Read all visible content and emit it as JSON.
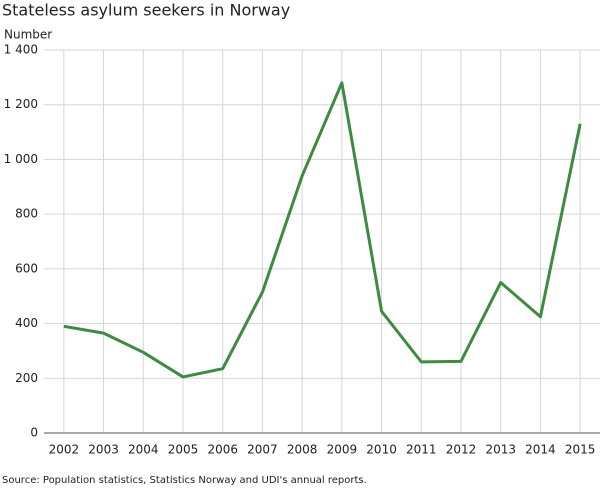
{
  "chart_data": {
    "type": "line",
    "title": "Stateless asylum seekers in Norway",
    "y_label": "Number",
    "source": "Source: Population statistics, Statistics Norway and UDI's annual reports.",
    "categories": [
      "2002",
      "2003",
      "2004",
      "2005",
      "2006",
      "2007",
      "2008",
      "2009",
      "2010",
      "2011",
      "2012",
      "2013",
      "2014",
      "2015"
    ],
    "values": [
      390,
      365,
      295,
      205,
      235,
      515,
      940,
      1280,
      445,
      260,
      262,
      550,
      425,
      1130
    ],
    "color": "#3d8b40",
    "ylim": [
      0,
      1400
    ],
    "yticks": [
      0,
      200,
      400,
      600,
      800,
      {
        "value": 1000,
        "label": "1 000"
      },
      {
        "value": 1200,
        "label": "1 200"
      },
      {
        "value": 1400,
        "label": "1 400"
      }
    ],
    "grid": true
  }
}
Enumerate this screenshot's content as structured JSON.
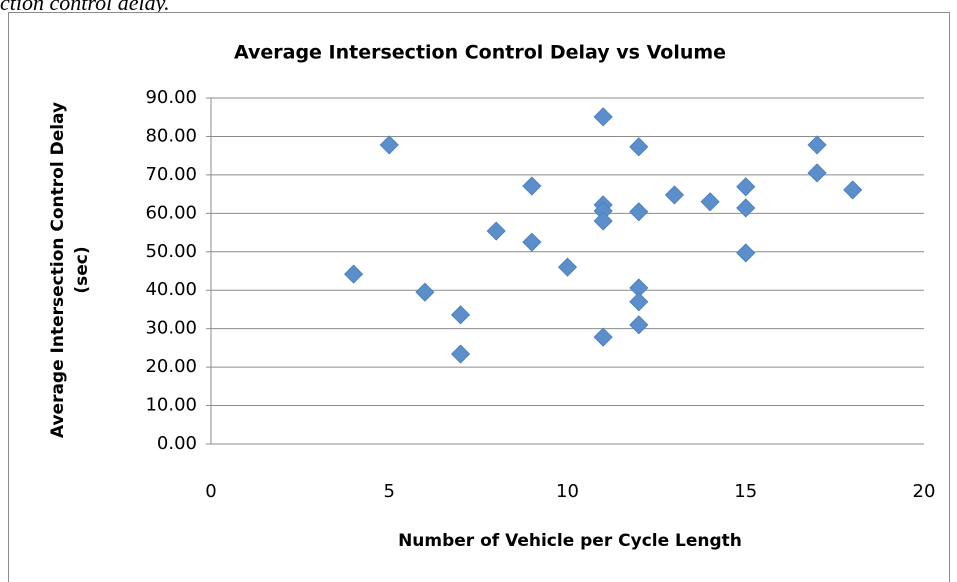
{
  "caption": "ction control delay.",
  "chart_data": {
    "type": "scatter",
    "title": "Average Intersection Control Delay vs Volume",
    "x_label": "Number of Vehicle per Cycle Length",
    "y_label": "Average Intersection Control Delay (sec)",
    "color": "#5b8fcb",
    "grid": true,
    "xlim": [
      0,
      20
    ],
    "xticks": [
      0,
      5,
      10,
      15,
      20
    ],
    "ylim": [
      0,
      90
    ],
    "yticks": [
      {
        "value": 0,
        "label": "0.00"
      },
      {
        "value": 10,
        "label": "10.00"
      },
      {
        "value": 20,
        "label": "20.00"
      },
      {
        "value": 30,
        "label": "30.00"
      },
      {
        "value": 40,
        "label": "40.00"
      },
      {
        "value": 50,
        "label": "50.00"
      },
      {
        "value": 60,
        "label": "60.00"
      },
      {
        "value": 70,
        "label": "70.00"
      },
      {
        "value": 80,
        "label": "80.00"
      },
      {
        "value": 90,
        "label": "90.00"
      }
    ],
    "x": [
      4,
      5,
      6,
      7,
      7,
      8,
      9,
      9,
      10,
      11,
      11,
      11,
      11,
      11,
      12,
      12,
      12,
      12,
      12,
      13,
      14,
      15,
      15,
      15,
      17,
      17,
      18
    ],
    "values": [
      44.2,
      77.8,
      39.5,
      33.6,
      23.4,
      55.4,
      67.1,
      52.5,
      46,
      85.1,
      62.2,
      60.6,
      58,
      27.8,
      77.3,
      60.4,
      40.6,
      37,
      31,
      64.8,
      63,
      66.9,
      61.4,
      49.7,
      77.8,
      70.5,
      66.1
    ]
  }
}
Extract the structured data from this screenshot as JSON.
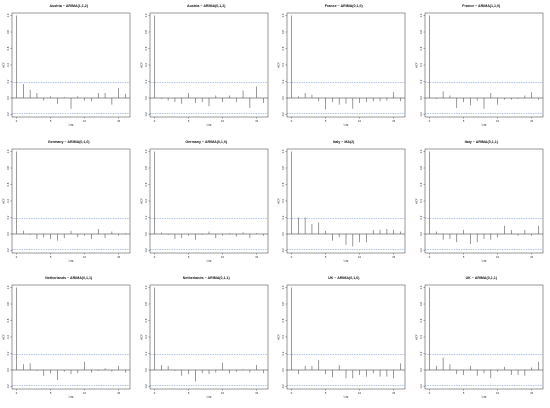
{
  "chart_data": [
    {
      "type": "acf",
      "title": "Austria ~ ARIMA(1,1,2)",
      "xlabel": "Lag",
      "ylabel": "ACF",
      "xlim": [
        0,
        16
      ],
      "ylim": [
        -0.2,
        1.0
      ],
      "conf": 0.19,
      "lags": [
        0,
        1,
        2,
        3,
        4,
        5,
        6,
        7,
        8,
        9,
        10,
        11,
        12,
        13,
        14,
        15,
        16
      ],
      "values": [
        1.0,
        0.17,
        0.1,
        0.06,
        -0.03,
        0.02,
        -0.07,
        0.01,
        -0.13,
        0.02,
        -0.03,
        -0.04,
        0.06,
        0.06,
        -0.08,
        0.12,
        0.05
      ],
      "x_ticks": [
        0,
        5,
        10,
        15
      ],
      "y_ticks": [
        -0.2,
        0.0,
        0.2,
        0.4,
        0.6,
        0.8,
        1.0
      ]
    },
    {
      "type": "acf",
      "title": "Austria ~ ARIMA(0,1,2)",
      "xlabel": "Lag",
      "ylabel": "ACF",
      "xlim": [
        0,
        16
      ],
      "ylim": [
        -0.2,
        1.0
      ],
      "conf": 0.19,
      "lags": [
        0,
        1,
        2,
        3,
        4,
        5,
        6,
        7,
        8,
        9,
        10,
        11,
        12,
        13,
        14,
        15,
        16
      ],
      "values": [
        1.0,
        -0.01,
        -0.03,
        -0.05,
        -0.07,
        0.06,
        -0.06,
        -0.05,
        -0.1,
        0.03,
        -0.05,
        0.03,
        -0.05,
        0.09,
        -0.12,
        0.14,
        -0.06
      ],
      "x_ticks": [
        0,
        5,
        10,
        15
      ],
      "y_ticks": [
        -0.2,
        0.0,
        0.2,
        0.4,
        0.6,
        0.8,
        1.0
      ]
    },
    {
      "type": "acf",
      "title": "France ~ ARIMA(0,1,0)",
      "xlabel": "Lag",
      "ylabel": "ACF",
      "xlim": [
        0,
        16
      ],
      "ylim": [
        -0.2,
        1.0
      ],
      "conf": 0.19,
      "lags": [
        0,
        1,
        2,
        3,
        4,
        5,
        6,
        7,
        8,
        9,
        10,
        11,
        12,
        13,
        14,
        15,
        16
      ],
      "values": [
        1.0,
        0.02,
        0.06,
        0.04,
        -0.04,
        -0.14,
        -0.05,
        -0.08,
        -0.07,
        -0.13,
        -0.06,
        -0.05,
        -0.04,
        -0.04,
        -0.03,
        0.07,
        -0.04
      ],
      "x_ticks": [
        0,
        5,
        10,
        15
      ],
      "y_ticks": [
        -0.2,
        0.0,
        0.2,
        0.4,
        0.6,
        0.8,
        1.0
      ]
    },
    {
      "type": "acf",
      "title": "France ~ ARIMA(1,1,0)",
      "xlabel": "Lag",
      "ylabel": "ACF",
      "xlim": [
        0,
        16
      ],
      "ylim": [
        -0.2,
        1.0
      ],
      "conf": 0.19,
      "lags": [
        0,
        1,
        2,
        3,
        4,
        5,
        6,
        7,
        8,
        9,
        10,
        11,
        12,
        13,
        14,
        15,
        16
      ],
      "values": [
        1.0,
        -0.01,
        0.08,
        0.03,
        -0.12,
        -0.05,
        -0.09,
        -0.03,
        -0.13,
        0.06,
        -0.08,
        -0.02,
        -0.02,
        -0.01,
        0.03,
        0.07,
        -0.02
      ],
      "x_ticks": [
        0,
        5,
        10,
        15
      ],
      "y_ticks": [
        -0.2,
        0.0,
        0.2,
        0.4,
        0.6,
        0.8,
        1.0
      ]
    },
    {
      "type": "acf",
      "title": "Germany ~ ARIMA(0,1,0)",
      "xlabel": "Lag",
      "ylabel": "ACF",
      "xlim": [
        0,
        16
      ],
      "ylim": [
        -0.2,
        1.0
      ],
      "conf": 0.19,
      "lags": [
        0,
        1,
        2,
        3,
        4,
        5,
        6,
        7,
        8,
        9,
        10,
        11,
        12,
        13,
        14,
        15,
        16
      ],
      "values": [
        1.0,
        0.04,
        -0.01,
        -0.06,
        -0.04,
        -0.06,
        -0.08,
        -0.05,
        0.04,
        -0.04,
        -0.02,
        -0.06,
        0.06,
        -0.05,
        0.03,
        -0.02,
        0.01
      ],
      "x_ticks": [
        0,
        5,
        10,
        15
      ],
      "y_ticks": [
        -0.2,
        0.0,
        0.2,
        0.4,
        0.6,
        0.8,
        1.0
      ]
    },
    {
      "type": "acf",
      "title": "Germany ~ ARIMA(0,1,0)",
      "xlabel": "Lag",
      "ylabel": "ACF",
      "xlim": [
        0,
        16
      ],
      "ylim": [
        -0.2,
        1.0
      ],
      "conf": 0.19,
      "lags": [
        0,
        1,
        2,
        3,
        4,
        5,
        6,
        7,
        8,
        9,
        10,
        11,
        12,
        13,
        14,
        15,
        16
      ],
      "values": [
        1.0,
        0.02,
        -0.01,
        -0.06,
        -0.05,
        -0.02,
        -0.07,
        -0.01,
        0.03,
        -0.05,
        -0.02,
        0.01,
        -0.03,
        0.02,
        -0.05,
        0.01,
        -0.02
      ],
      "x_ticks": [
        0,
        5,
        10,
        15
      ],
      "y_ticks": [
        -0.2,
        0.0,
        0.2,
        0.4,
        0.6,
        0.8,
        1.0
      ]
    },
    {
      "type": "acf",
      "title": "Italy ~ MA(2)",
      "xlabel": "Lag",
      "ylabel": "ACF",
      "xlim": [
        0,
        16
      ],
      "ylim": [
        -0.2,
        1.0
      ],
      "conf": 0.19,
      "lags": [
        0,
        1,
        2,
        3,
        4,
        5,
        6,
        7,
        8,
        9,
        10,
        11,
        12,
        13,
        14,
        15,
        16
      ],
      "values": [
        1.0,
        0.2,
        0.2,
        0.12,
        0.14,
        0.04,
        -0.08,
        -0.04,
        -0.13,
        -0.15,
        -0.1,
        -0.1,
        0.05,
        0.05,
        0.06,
        0.05,
        0.03
      ],
      "x_ticks": [
        0,
        5,
        10,
        15
      ],
      "y_ticks": [
        -0.2,
        0.0,
        0.2,
        0.4,
        0.6,
        0.8,
        1.0
      ]
    },
    {
      "type": "acf",
      "title": "Italy ~ ARIMA(0,1,1)",
      "xlabel": "Lag",
      "ylabel": "ACF",
      "xlim": [
        0,
        16
      ],
      "ylim": [
        -0.2,
        1.0
      ],
      "conf": 0.19,
      "lags": [
        0,
        1,
        2,
        3,
        4,
        5,
        6,
        7,
        8,
        9,
        10,
        11,
        12,
        13,
        14,
        15,
        16
      ],
      "values": [
        1.0,
        0.03,
        -0.07,
        -0.06,
        -0.1,
        0.05,
        -0.12,
        -0.1,
        -0.06,
        -0.07,
        -0.04,
        0.1,
        0.05,
        -0.02,
        0.05,
        -0.02,
        0.1
      ],
      "x_ticks": [
        0,
        5,
        10,
        15
      ],
      "y_ticks": [
        -0.2,
        0.0,
        0.2,
        0.4,
        0.6,
        0.8,
        1.0
      ]
    },
    {
      "type": "acf",
      "title": "Netherlands ~ ARIMA(0,1,1)",
      "xlabel": "Lag",
      "ylabel": "ACF",
      "xlim": [
        0,
        16
      ],
      "ylim": [
        -0.2,
        1.0
      ],
      "conf": 0.19,
      "lags": [
        0,
        1,
        2,
        3,
        4,
        5,
        6,
        7,
        8,
        9,
        10,
        11,
        12,
        13,
        14,
        15,
        16
      ],
      "values": [
        1.0,
        0.07,
        0.08,
        -0.01,
        -0.07,
        -0.04,
        -0.12,
        -0.02,
        -0.05,
        -0.04,
        0.1,
        -0.03,
        -0.01,
        0.02,
        -0.02,
        0.05,
        -0.03
      ],
      "x_ticks": [
        0,
        5,
        10,
        15
      ],
      "y_ticks": [
        -0.2,
        0.0,
        0.2,
        0.4,
        0.6,
        0.8,
        1.0
      ]
    },
    {
      "type": "acf",
      "title": "Netherlands ~ ARIMA(0,1,1)",
      "xlabel": "Lag",
      "ylabel": "ACF",
      "xlim": [
        0,
        16
      ],
      "ylim": [
        -0.2,
        1.0
      ],
      "conf": 0.19,
      "lags": [
        0,
        1,
        2,
        3,
        4,
        5,
        6,
        7,
        8,
        9,
        10,
        11,
        12,
        13,
        14,
        15,
        16
      ],
      "values": [
        1.0,
        0.06,
        0.05,
        -0.01,
        -0.07,
        -0.05,
        -0.14,
        -0.04,
        -0.05,
        -0.03,
        0.09,
        -0.04,
        -0.02,
        0.01,
        -0.03,
        0.06,
        -0.04
      ],
      "x_ticks": [
        0,
        5,
        10,
        15
      ],
      "y_ticks": [
        -0.2,
        0.0,
        0.2,
        0.4,
        0.6,
        0.8,
        1.0
      ]
    },
    {
      "type": "acf",
      "title": "UK ~ ARIMA(0,1,0)",
      "xlabel": "Lag",
      "ylabel": "ACF",
      "xlim": [
        0,
        16
      ],
      "ylim": [
        -0.2,
        1.0
      ],
      "conf": 0.19,
      "lags": [
        0,
        1,
        2,
        3,
        4,
        5,
        6,
        7,
        8,
        9,
        10,
        11,
        12,
        13,
        14,
        15,
        16
      ],
      "values": [
        1.0,
        -0.05,
        0.05,
        0.05,
        0.12,
        -0.05,
        -0.09,
        0.06,
        -0.1,
        -0.1,
        -0.06,
        -0.08,
        -0.04,
        -0.08,
        -0.08,
        -0.1,
        0.08
      ],
      "x_ticks": [
        0,
        5,
        10,
        15
      ],
      "y_ticks": [
        -0.2,
        0.0,
        0.2,
        0.4,
        0.6,
        0.8,
        1.0
      ]
    },
    {
      "type": "acf",
      "title": "UK ~ ARIMA(0,1,1)",
      "xlabel": "Lag",
      "ylabel": "ACF",
      "xlim": [
        0,
        16
      ],
      "ylim": [
        -0.2,
        1.0
      ],
      "conf": 0.19,
      "lags": [
        0,
        1,
        2,
        3,
        4,
        5,
        6,
        7,
        8,
        9,
        10,
        11,
        12,
        13,
        14,
        15,
        16
      ],
      "values": [
        1.0,
        0.05,
        0.15,
        0.07,
        -0.05,
        -0.06,
        0.05,
        -0.07,
        -0.04,
        -0.1,
        -0.02,
        0.04,
        -0.06,
        -0.06,
        -0.07,
        0.03,
        0.1
      ],
      "x_ticks": [
        0,
        5,
        10,
        15
      ],
      "y_ticks": [
        -0.2,
        0.0,
        0.2,
        0.4,
        0.6,
        0.8,
        1.0
      ]
    }
  ],
  "colors": {
    "bar": "#555555",
    "axis": "#333333",
    "conf_line": "#4a78c8",
    "zero_line": "#222222",
    "text": "#111111"
  }
}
::::::::
In the records above, locate each line with the word "Norway". Copy all such lines.

§ Exercise answer:
    "title": "Stateless asylum seekers in Norway",
    "source": "Source: Population statistics, Statistics Norway and UDI's annual reports.",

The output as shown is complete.